Exercise aim - Locate the lines that hold the string "Voltage". Copy every such line.

= = = =

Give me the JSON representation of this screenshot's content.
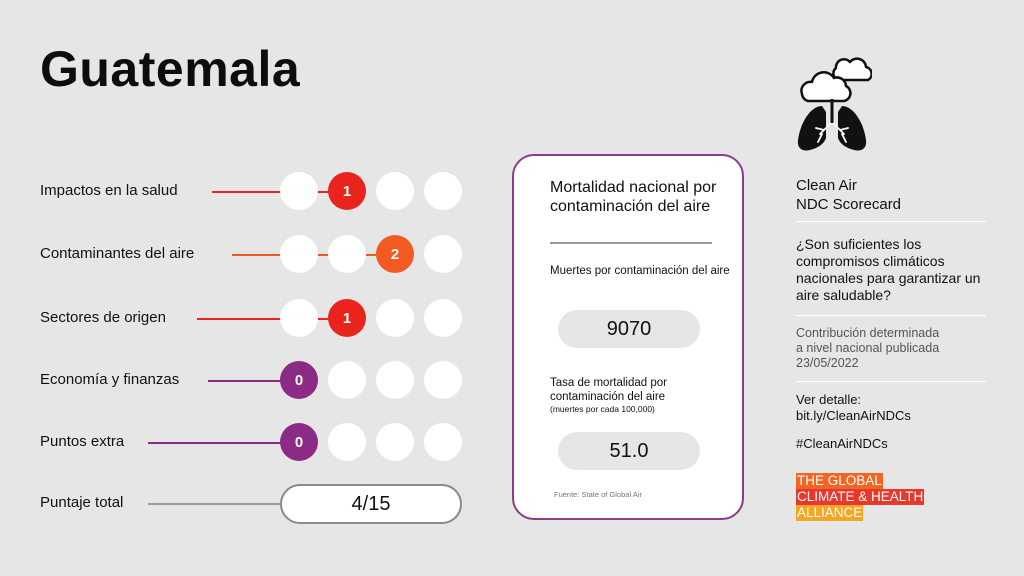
{
  "title": "Guatemala",
  "colors": {
    "red": "#e8241d",
    "orange": "#f25a22",
    "purple": "#8b2b86",
    "grey_line": "#9a9a9a"
  },
  "rows": [
    {
      "label": "Impactos en la salud",
      "score": 1,
      "color": "#e8241d"
    },
    {
      "label": "Contaminantes del aire",
      "score": 2,
      "color": "#f25a22"
    },
    {
      "label": "Sectores de origen",
      "score": 1,
      "color": "#e8241d"
    },
    {
      "label": "Economía y finanzas",
      "score": 0,
      "color": "#8b2b86"
    },
    {
      "label": "Puntos extra",
      "score": 0,
      "color": "#8b2b86"
    }
  ],
  "total": {
    "label": "Puntaje total",
    "value": "4/15"
  },
  "card": {
    "title": "Mortalidad nacional por contaminación del aire",
    "deaths_label": "Muertes por contaminación del aire",
    "deaths_value": "9070",
    "rate_label": "Tasa de mortalidad por contaminación del aire",
    "rate_note": "(muertes por cada 100,000)",
    "rate_value": "51.0",
    "source": "Fuente: State of Global Air"
  },
  "sidebar": {
    "icon": "clouds-lungs-icon",
    "title_line1": "Clean Air",
    "title_line2": "NDC Scorecard",
    "question": "¿Son suficientes los compromisos climáticos nacionales para garantizar un aire saludable?",
    "ndc_line1": "Contribución determinada",
    "ndc_line2": "a nivel nacional publicada",
    "ndc_date": "23/05/2022",
    "ver_label": "Ver detalle:",
    "ver_link": "bit.ly/CleanAirNDCs",
    "hashtag": "#CleanAirNDCs",
    "logo_line1": "THE GLOBAL",
    "logo_line2": "CLIMATE & HEALTH",
    "logo_line3": "ALLIANCE"
  }
}
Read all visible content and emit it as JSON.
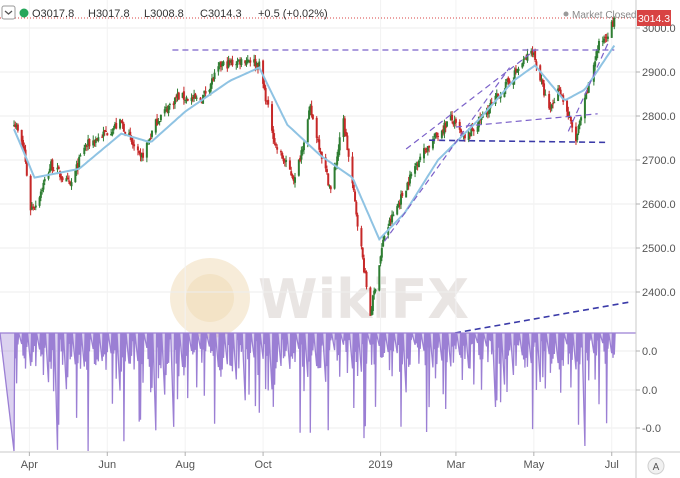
{
  "header": {
    "open": "O3017.8",
    "high": "H3017.8",
    "low": "L3008.8",
    "close": "C3014.3",
    "change": "+0.5 (+0.02%)",
    "status": "Market Closed",
    "last_price": "3014.3"
  },
  "watermark": "WikiFX",
  "footer": {
    "auto_label": "A"
  },
  "colors": {
    "up": "#2e7d32",
    "down": "#c62828",
    "ma": "#8fc3e3",
    "trend": "#7b61c9",
    "trend_dark": "#3a3aa8",
    "osc": "#9b7fd4",
    "price_tag": "#d84343"
  },
  "chart_data": [
    {
      "type": "candlestick",
      "title": "",
      "x_ticks": [
        "Apr",
        "Jun",
        "Aug",
        "Oct",
        "2019",
        "Mar",
        "May",
        "Jul"
      ],
      "y_ticks": [
        "3000.0",
        "2900.0",
        "2800.0",
        "2700.0",
        "2600.0",
        "2500.0",
        "2400.0"
      ],
      "ylim": [
        2340,
        3030
      ],
      "last_price": 3014.3,
      "anchor_path": [
        [
          "2018-03-20",
          2790
        ],
        [
          "2018-03-28",
          2720
        ],
        [
          "2018-04-02",
          2590
        ],
        [
          "2018-04-06",
          2600
        ],
        [
          "2018-04-18",
          2690
        ],
        [
          "2018-05-03",
          2640
        ],
        [
          "2018-05-14",
          2730
        ],
        [
          "2018-06-12",
          2785
        ],
        [
          "2018-06-27",
          2700
        ],
        [
          "2018-07-10",
          2790
        ],
        [
          "2018-07-26",
          2845
        ],
        [
          "2018-08-13",
          2835
        ],
        [
          "2018-08-29",
          2915
        ],
        [
          "2018-09-20",
          2930
        ],
        [
          "2018-09-28",
          2915
        ],
        [
          "2018-10-11",
          2730
        ],
        [
          "2018-10-26",
          2655
        ],
        [
          "2018-11-07",
          2815
        ],
        [
          "2018-11-23",
          2630
        ],
        [
          "2018-12-03",
          2790
        ],
        [
          "2018-12-24",
          2350
        ],
        [
          "2019-01-04",
          2530
        ],
        [
          "2019-01-31",
          2705
        ],
        [
          "2019-02-25",
          2795
        ],
        [
          "2019-03-08",
          2745
        ],
        [
          "2019-04-30",
          2950
        ],
        [
          "2019-05-13",
          2810
        ],
        [
          "2019-05-21",
          2865
        ],
        [
          "2019-06-03",
          2745
        ],
        [
          "2019-06-20",
          2955
        ],
        [
          "2019-07-03",
          3014.3
        ]
      ],
      "moving_average": [
        [
          "2018-03-20",
          2770
        ],
        [
          "2018-04-05",
          2660
        ],
        [
          "2018-05-10",
          2680
        ],
        [
          "2018-06-12",
          2760
        ],
        [
          "2018-07-05",
          2740
        ],
        [
          "2018-08-01",
          2810
        ],
        [
          "2018-09-05",
          2880
        ],
        [
          "2018-09-28",
          2910
        ],
        [
          "2018-10-20",
          2780
        ],
        [
          "2018-11-15",
          2710
        ],
        [
          "2018-12-10",
          2660
        ],
        [
          "2018-12-31",
          2520
        ],
        [
          "2019-01-20",
          2580
        ],
        [
          "2019-02-15",
          2700
        ],
        [
          "2019-03-20",
          2795
        ],
        [
          "2019-04-15",
          2880
        ],
        [
          "2019-05-02",
          2915
        ],
        [
          "2019-05-25",
          2835
        ],
        [
          "2019-06-10",
          2860
        ],
        [
          "2019-07-03",
          2960
        ]
      ],
      "trendlines": [
        {
          "style": "dashed",
          "color": "trend",
          "from": [
            "2018-07-22",
            2950
          ],
          "to": [
            "2019-07-03",
            2950
          ]
        },
        {
          "style": "dashed",
          "color": "trend",
          "from": [
            "2019-01-21",
            2725
          ],
          "to": [
            "2019-05-02",
            2950
          ]
        },
        {
          "style": "dashed",
          "color": "trend",
          "from": [
            "2019-01-04",
            2515
          ],
          "to": [
            "2019-04-12",
            2910
          ]
        },
        {
          "style": "dashed",
          "color": "trend",
          "from": [
            "2019-03-01",
            2775
          ],
          "to": [
            "2019-06-20",
            2805
          ]
        },
        {
          "style": "dashed",
          "color": "trend",
          "from": [
            "2019-05-28",
            2765
          ],
          "to": [
            "2019-06-28",
            2965
          ]
        },
        {
          "style": "dashed",
          "color": "trend_dark",
          "from": [
            "2019-02-08",
            2745
          ],
          "to": [
            "2019-06-28",
            2740
          ]
        }
      ]
    },
    {
      "type": "bar",
      "y_ticks": [
        "0.0",
        "0.0",
        "-0.0"
      ],
      "ylim": [
        -0.1,
        0.0
      ],
      "trendline": {
        "style": "dashed",
        "color": "trend_dark",
        "from": [
          "2019-03-01",
          0.0
        ],
        "to": [
          "2019-07-20",
          0.012
        ]
      }
    }
  ]
}
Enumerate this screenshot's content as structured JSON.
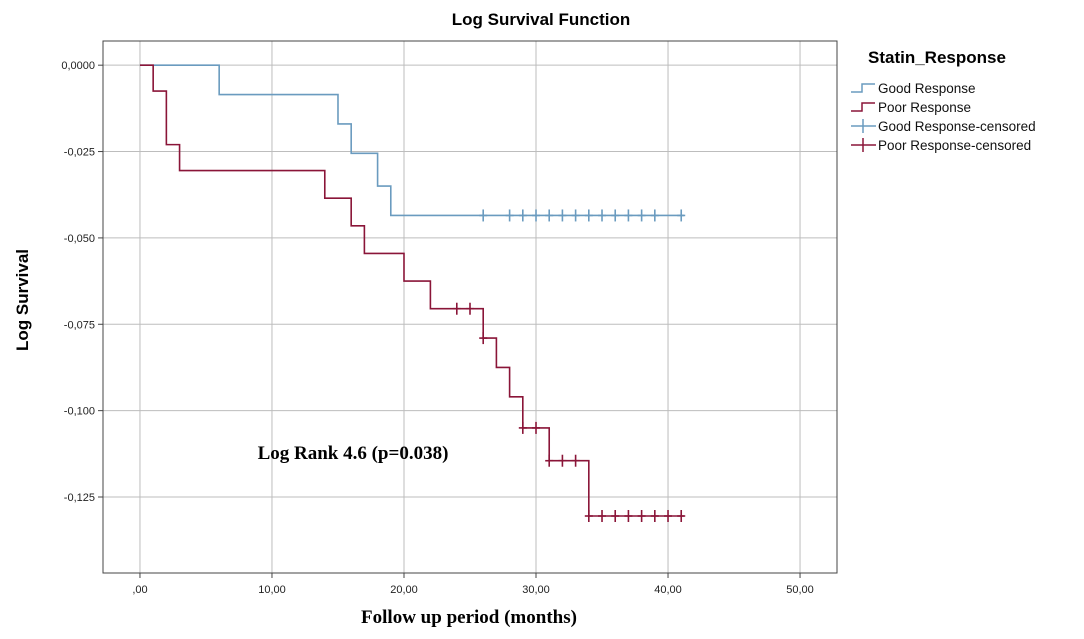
{
  "chart_data": {
    "type": "line",
    "step": true,
    "title": "Log Survival Function",
    "xlabel": "Follow up period (months)",
    "ylabel": "Log Survival",
    "xlim": [
      -2.8,
      52.8
    ],
    "ylim": [
      -0.147,
      0.007
    ],
    "x_ticks": [
      0,
      10,
      20,
      30,
      40,
      50
    ],
    "x_tick_labels": [
      ",00",
      "10,00",
      "20,00",
      "30,00",
      "40,00",
      "50,00"
    ],
    "y_ticks": [
      0,
      -0.025,
      -0.05,
      -0.075,
      -0.1,
      -0.125
    ],
    "y_tick_labels": [
      "0,0000",
      "-0,025",
      "-0,050",
      "-0,075",
      "-0,100",
      "-0,125"
    ],
    "grid": true,
    "legend": {
      "title": "Statin_Response",
      "position": "right",
      "entries": [
        "Good Response",
        "Poor Response",
        "Good Response-censored",
        "Poor Response-censored"
      ]
    },
    "annotation": "Log Rank 4.6 (p=0.038)",
    "series": [
      {
        "name": "Good Response",
        "color": "#6a9bbf",
        "steps": [
          [
            0,
            0
          ],
          [
            6,
            -0.0085
          ],
          [
            15,
            -0.017
          ],
          [
            16,
            -0.0255
          ],
          [
            18,
            -0.035
          ],
          [
            19,
            -0.0435
          ]
        ],
        "end_x": 41.2,
        "censored": [
          [
            26,
            -0.0435
          ],
          [
            28,
            -0.0435
          ],
          [
            29,
            -0.0435
          ],
          [
            30,
            -0.0435
          ],
          [
            31,
            -0.0435
          ],
          [
            32,
            -0.0435
          ],
          [
            33,
            -0.0435
          ],
          [
            34,
            -0.0435
          ],
          [
            35,
            -0.0435
          ],
          [
            36,
            -0.0435
          ],
          [
            37,
            -0.0435
          ],
          [
            38,
            -0.0435
          ],
          [
            39,
            -0.0435
          ],
          [
            41,
            -0.0435
          ]
        ]
      },
      {
        "name": "Poor Response",
        "color": "#8a1538",
        "steps": [
          [
            0,
            0
          ],
          [
            1,
            -0.0075
          ],
          [
            2,
            -0.023
          ],
          [
            3,
            -0.0305
          ],
          [
            14,
            -0.0385
          ],
          [
            16,
            -0.0465
          ],
          [
            17,
            -0.0545
          ],
          [
            20,
            -0.0625
          ],
          [
            22,
            -0.0705
          ],
          [
            26,
            -0.079
          ],
          [
            27,
            -0.0875
          ],
          [
            28,
            -0.096
          ],
          [
            29,
            -0.105
          ],
          [
            31,
            -0.1145
          ],
          [
            34,
            -0.1305
          ]
        ],
        "end_x": 41.2,
        "censored": [
          [
            24,
            -0.0705
          ],
          [
            25,
            -0.0705
          ],
          [
            26,
            -0.079
          ],
          [
            29,
            -0.105
          ],
          [
            30,
            -0.105
          ],
          [
            31,
            -0.1145
          ],
          [
            32,
            -0.1145
          ],
          [
            33,
            -0.1145
          ],
          [
            34,
            -0.1305
          ],
          [
            35,
            -0.1305
          ],
          [
            36,
            -0.1305
          ],
          [
            37,
            -0.1305
          ],
          [
            38,
            -0.1305
          ],
          [
            39,
            -0.1305
          ],
          [
            40,
            -0.1305
          ],
          [
            41,
            -0.1305
          ]
        ]
      }
    ]
  }
}
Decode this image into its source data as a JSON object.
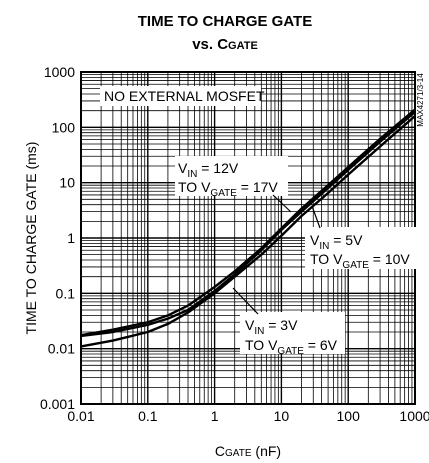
{
  "chart_data": {
    "type": "line",
    "title_line1": "TIME TO CHARGE GATE",
    "title_line2": {
      "prefix": "vs. C",
      "sub": "GATE"
    },
    "xlabel": {
      "main": "C",
      "sub": "GATE",
      "rest": " (nF)"
    },
    "ylabel": "TIME TO CHARGE GATE (ms)",
    "xscale": "log",
    "yscale": "log",
    "xlim": [
      0.01,
      1000
    ],
    "ylim": [
      0.001,
      1000
    ],
    "x_ticks": [
      "0.01",
      "0.1",
      "1",
      "10",
      "100",
      "1000"
    ],
    "y_ticks": [
      "0.001",
      "0.01",
      "0.1",
      "1",
      "10",
      "100",
      "1000"
    ],
    "grid": true,
    "series": [
      {
        "x": [
          0.01,
          0.03,
          0.1,
          0.2,
          0.4,
          1,
          2,
          5,
          10,
          20,
          50,
          100,
          300,
          1000
        ],
        "y": [
          0.017,
          0.02,
          0.027,
          0.035,
          0.05,
          0.11,
          0.22,
          0.6,
          1.4,
          3,
          8,
          17,
          55,
          190
        ]
      },
      {
        "x": [
          0.01,
          0.03,
          0.1,
          0.2,
          0.4,
          1,
          2,
          5,
          10,
          20,
          50,
          100,
          300,
          1000
        ],
        "y": [
          0.011,
          0.014,
          0.02,
          0.028,
          0.045,
          0.1,
          0.2,
          0.5,
          1.1,
          2.5,
          6.5,
          14,
          45,
          160
        ]
      },
      {
        "x": [
          0.01,
          0.03,
          0.1,
          0.2,
          0.4,
          1,
          2,
          5,
          10,
          20,
          50,
          100,
          300,
          1000
        ],
        "y": [
          0.0175,
          0.022,
          0.03,
          0.04,
          0.06,
          0.13,
          0.25,
          0.65,
          1.5,
          3.4,
          9,
          19,
          62,
          210
        ]
      }
    ],
    "annotations": [
      {
        "id": "no-ext",
        "text": "NO EXTERNAL MOSFET"
      },
      {
        "id": "a12",
        "line1": {
          "pre": "V",
          "sub": "IN",
          "post": " = 12V"
        },
        "line2": {
          "pre": "TO V",
          "sub": "GATE",
          "post": " = 17V"
        }
      },
      {
        "id": "a5",
        "line1": {
          "pre": "V",
          "sub": "IN",
          "post": " = 5V"
        },
        "line2": {
          "pre": "TO V",
          "sub": "GATE",
          "post": " = 10V"
        }
      },
      {
        "id": "a3",
        "line1": {
          "pre": "V",
          "sub": "IN",
          "post": " = 3V"
        },
        "line2": {
          "pre": "TO V",
          "sub": "GATE",
          "post": " = 6V"
        }
      }
    ],
    "figure_id": "MAX4271/3-14"
  }
}
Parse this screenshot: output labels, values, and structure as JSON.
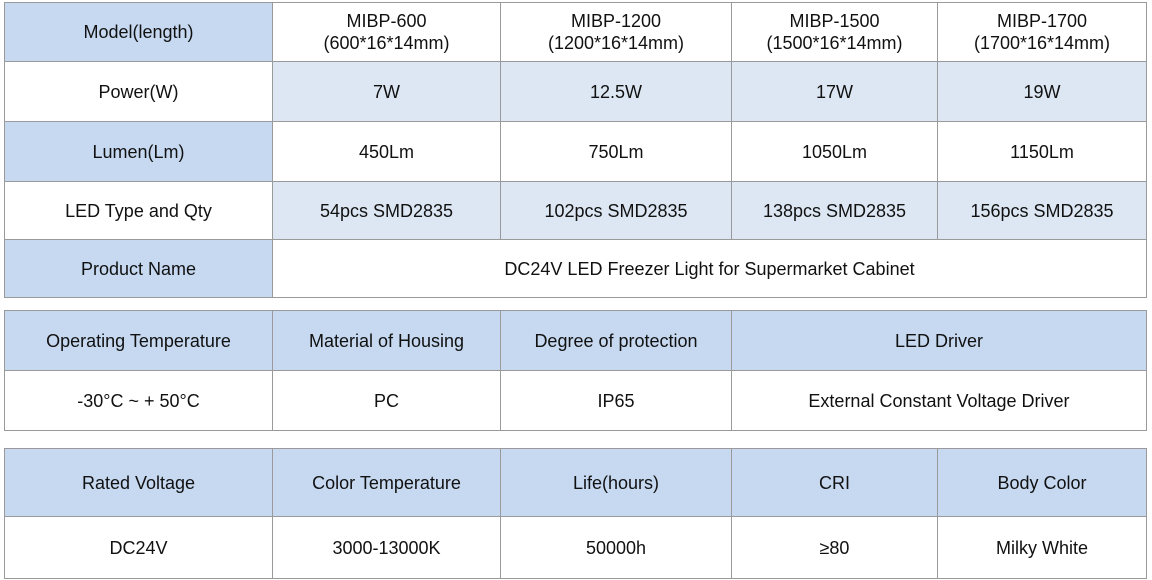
{
  "tables": [
    {
      "rows": [
        [
          "Model(length)",
          [
            "MIBP-600",
            "(600*16*14mm)"
          ],
          [
            "MIBP-1200",
            "(1200*16*14mm)"
          ],
          [
            "MIBP-1500",
            "(1500*16*14mm)"
          ],
          [
            "MIBP-1700",
            "(1700*16*14mm)"
          ]
        ],
        [
          "Power(W)",
          "7W",
          "12.5W",
          "17W",
          "19W"
        ],
        [
          "Lumen(Lm)",
          "450Lm",
          "750Lm",
          "1050Lm",
          "1150Lm"
        ],
        [
          "LED Type and Qty",
          "54pcs SMD2835",
          "102pcs SMD2835",
          "138pcs SMD2835",
          "156pcs SMD2835"
        ],
        [
          "Product Name",
          "DC24V LED Freezer Light for Supermarket Cabinet"
        ]
      ]
    },
    {
      "rows": [
        [
          "Operating Temperature",
          "Material of Housing",
          "Degree of protection",
          "LED Driver"
        ],
        [
          "-30°C ~ + 50°C",
          "PC",
          "IP65",
          "External Constant Voltage Driver"
        ]
      ]
    },
    {
      "rows": [
        [
          "Rated Voltage",
          "Color Temperature",
          "Life(hours)",
          "CRI",
          "Body Color"
        ],
        [
          "DC24V",
          "3000-13000K",
          "50000h",
          "≥80",
          "Milky White"
        ]
      ]
    }
  ]
}
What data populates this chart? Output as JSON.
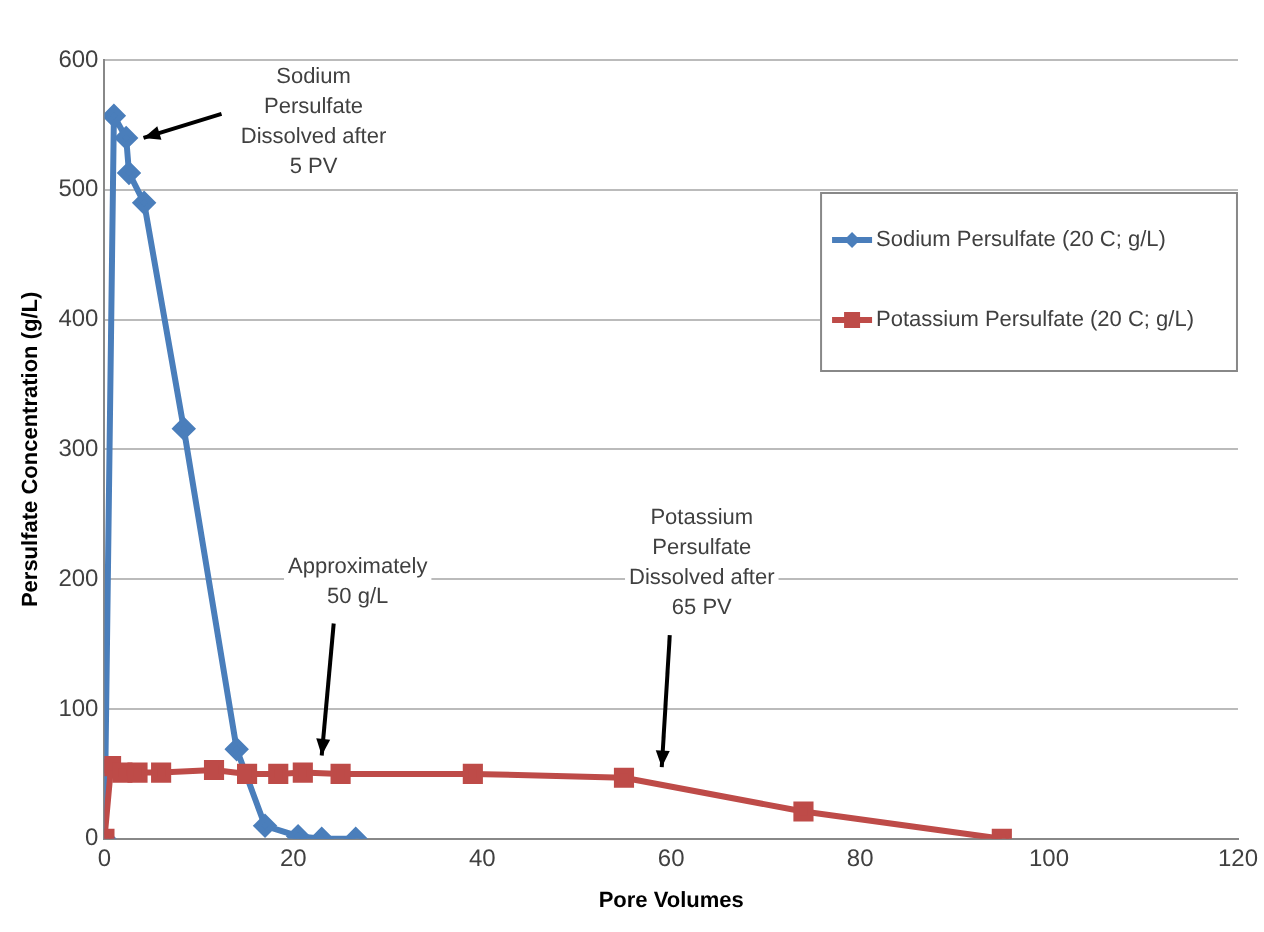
{
  "chart_data": {
    "type": "line",
    "xlabel": "Pore Volumes",
    "ylabel": "Persulfate Concentration (g/L)",
    "xlim": [
      0,
      120
    ],
    "xticks": [
      0,
      20,
      40,
      60,
      80,
      100,
      120
    ],
    "ylim": [
      0,
      600
    ],
    "yticks": [
      0,
      100,
      200,
      300,
      400,
      500,
      600
    ],
    "grid": "y",
    "legend": "top right",
    "series": [
      {
        "name": "Sodium Persulfate (20 C; g/L)",
        "color": "#4a7ebb",
        "marker": "diamond",
        "x": [
          0,
          1,
          2.3,
          2.6,
          4.2,
          8.4,
          14,
          17,
          20.5,
          23,
          26.6
        ],
        "values": [
          0,
          557,
          540,
          513,
          490,
          316,
          69,
          10,
          2,
          0,
          0
        ]
      },
      {
        "name": "Potassium Persulfate (20 C; g/L)",
        "color": "#be4b48",
        "marker": "square",
        "x": [
          0,
          0.7,
          1.9,
          3.5,
          6,
          11.6,
          15.1,
          18.4,
          21,
          25,
          39,
          55,
          74,
          95
        ],
        "values": [
          0,
          56,
          51,
          51,
          51,
          53,
          50,
          50,
          51,
          50,
          50,
          47,
          21,
          0
        ]
      }
    ],
    "annotations": [
      {
        "text": "Sodium\nPersulfate\nDissolved after\n5 PV",
        "x": 3.5,
        "y": 540
      },
      {
        "text": "Approximately\n50 g/L",
        "x": 23,
        "y": 58
      },
      {
        "text": "Potassium\nPersulfate\nDissolved after\n65 PV",
        "x": 59,
        "y": 49
      }
    ]
  }
}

= = = =

Output of the task -
          "External Constant Voltage Driver"
          "Rated Voltage",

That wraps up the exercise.